What you are asked to do
Pick out and copy every line below that has the word "jazigos".

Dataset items
* * *

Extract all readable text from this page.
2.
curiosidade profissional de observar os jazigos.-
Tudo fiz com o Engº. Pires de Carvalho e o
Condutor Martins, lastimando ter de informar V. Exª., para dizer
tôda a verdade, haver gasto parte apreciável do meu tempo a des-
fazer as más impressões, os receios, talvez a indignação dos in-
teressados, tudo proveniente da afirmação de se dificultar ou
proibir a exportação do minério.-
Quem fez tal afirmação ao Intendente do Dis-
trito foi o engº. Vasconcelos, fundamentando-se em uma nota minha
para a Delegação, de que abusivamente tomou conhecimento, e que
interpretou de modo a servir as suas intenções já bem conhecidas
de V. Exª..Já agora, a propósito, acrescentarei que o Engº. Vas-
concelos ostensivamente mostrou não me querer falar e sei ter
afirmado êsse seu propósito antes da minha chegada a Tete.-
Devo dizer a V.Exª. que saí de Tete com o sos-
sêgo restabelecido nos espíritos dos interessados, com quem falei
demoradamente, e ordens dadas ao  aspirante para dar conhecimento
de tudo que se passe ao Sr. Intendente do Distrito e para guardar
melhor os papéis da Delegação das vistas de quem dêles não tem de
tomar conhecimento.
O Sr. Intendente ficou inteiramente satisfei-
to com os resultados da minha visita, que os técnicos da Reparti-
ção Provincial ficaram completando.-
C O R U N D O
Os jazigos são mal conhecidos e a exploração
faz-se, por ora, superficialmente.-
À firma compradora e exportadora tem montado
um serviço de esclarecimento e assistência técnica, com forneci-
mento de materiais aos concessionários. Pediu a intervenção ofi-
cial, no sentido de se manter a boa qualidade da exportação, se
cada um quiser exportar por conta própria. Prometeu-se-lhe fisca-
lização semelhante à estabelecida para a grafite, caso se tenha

* * *

Task solution
curiosidade profissional de observar os jazigos.-
Os jazigos são mal conhecidos e a exploração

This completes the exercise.